— start of PROVIDED RECORDS —
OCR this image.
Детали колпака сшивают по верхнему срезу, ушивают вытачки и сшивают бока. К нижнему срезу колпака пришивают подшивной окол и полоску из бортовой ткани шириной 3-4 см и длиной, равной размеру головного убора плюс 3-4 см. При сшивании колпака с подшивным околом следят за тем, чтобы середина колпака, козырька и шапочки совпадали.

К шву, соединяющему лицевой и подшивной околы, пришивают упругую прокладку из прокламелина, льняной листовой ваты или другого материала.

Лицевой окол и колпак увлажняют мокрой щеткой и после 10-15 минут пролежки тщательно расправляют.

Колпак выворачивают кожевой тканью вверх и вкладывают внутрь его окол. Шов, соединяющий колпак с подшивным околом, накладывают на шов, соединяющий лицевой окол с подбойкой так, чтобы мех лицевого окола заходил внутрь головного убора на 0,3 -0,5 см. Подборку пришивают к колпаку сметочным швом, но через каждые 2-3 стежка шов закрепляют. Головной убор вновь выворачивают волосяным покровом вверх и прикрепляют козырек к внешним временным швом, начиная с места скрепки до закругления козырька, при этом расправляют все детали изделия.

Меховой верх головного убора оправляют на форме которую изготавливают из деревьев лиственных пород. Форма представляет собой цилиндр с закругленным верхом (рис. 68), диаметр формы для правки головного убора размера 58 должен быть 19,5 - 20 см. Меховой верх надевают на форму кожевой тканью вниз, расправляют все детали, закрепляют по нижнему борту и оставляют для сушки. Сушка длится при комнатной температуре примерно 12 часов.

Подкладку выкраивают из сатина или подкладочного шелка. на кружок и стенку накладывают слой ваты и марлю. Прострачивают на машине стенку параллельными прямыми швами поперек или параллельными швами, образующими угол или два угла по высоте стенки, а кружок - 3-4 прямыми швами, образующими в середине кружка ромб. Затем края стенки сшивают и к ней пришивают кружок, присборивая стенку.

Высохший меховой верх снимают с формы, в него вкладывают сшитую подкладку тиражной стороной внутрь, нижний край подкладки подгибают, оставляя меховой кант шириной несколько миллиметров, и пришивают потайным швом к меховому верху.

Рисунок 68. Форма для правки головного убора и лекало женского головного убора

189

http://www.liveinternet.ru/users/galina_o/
— end of PROVIDED RECORDS —
— start of PROVIDED RECORDS —
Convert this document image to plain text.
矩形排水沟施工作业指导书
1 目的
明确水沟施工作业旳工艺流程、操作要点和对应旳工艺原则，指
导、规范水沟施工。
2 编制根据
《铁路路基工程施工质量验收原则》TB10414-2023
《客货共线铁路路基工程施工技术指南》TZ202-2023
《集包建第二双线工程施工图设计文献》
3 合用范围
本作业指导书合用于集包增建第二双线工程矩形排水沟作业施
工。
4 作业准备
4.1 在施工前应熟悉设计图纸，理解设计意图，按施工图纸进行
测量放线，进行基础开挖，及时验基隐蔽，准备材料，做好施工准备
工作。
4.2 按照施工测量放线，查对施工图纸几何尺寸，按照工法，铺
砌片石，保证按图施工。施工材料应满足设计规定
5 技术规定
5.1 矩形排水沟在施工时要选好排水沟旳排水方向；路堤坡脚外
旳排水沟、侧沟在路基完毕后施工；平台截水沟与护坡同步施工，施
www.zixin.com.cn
— end of PROVIDED RECORDS —
• WHAT IS EXPECTED
From the records above, pick out and copy each line holding the word "Форма".

• ANSWER TO THE TASK
Меховой верх головного убора оправляют на форме которую изготавливают из деревьев лиственных пород. Форма представляет собой цилиндр с закругленным верхом (рис. 68), диаметр формы для правки головного убора размера 58 должен быть 19,5 - 20 см. Меховой верх надевают на форму кожевой тканью вниз, расправляют все детали, закрепляют по нижнему борту и оставляют для сушки. Сушка длится при комнатной температуре примерно 12 часов.
Рисунок 68. Форма для правки головного убора и лекало женского головного убора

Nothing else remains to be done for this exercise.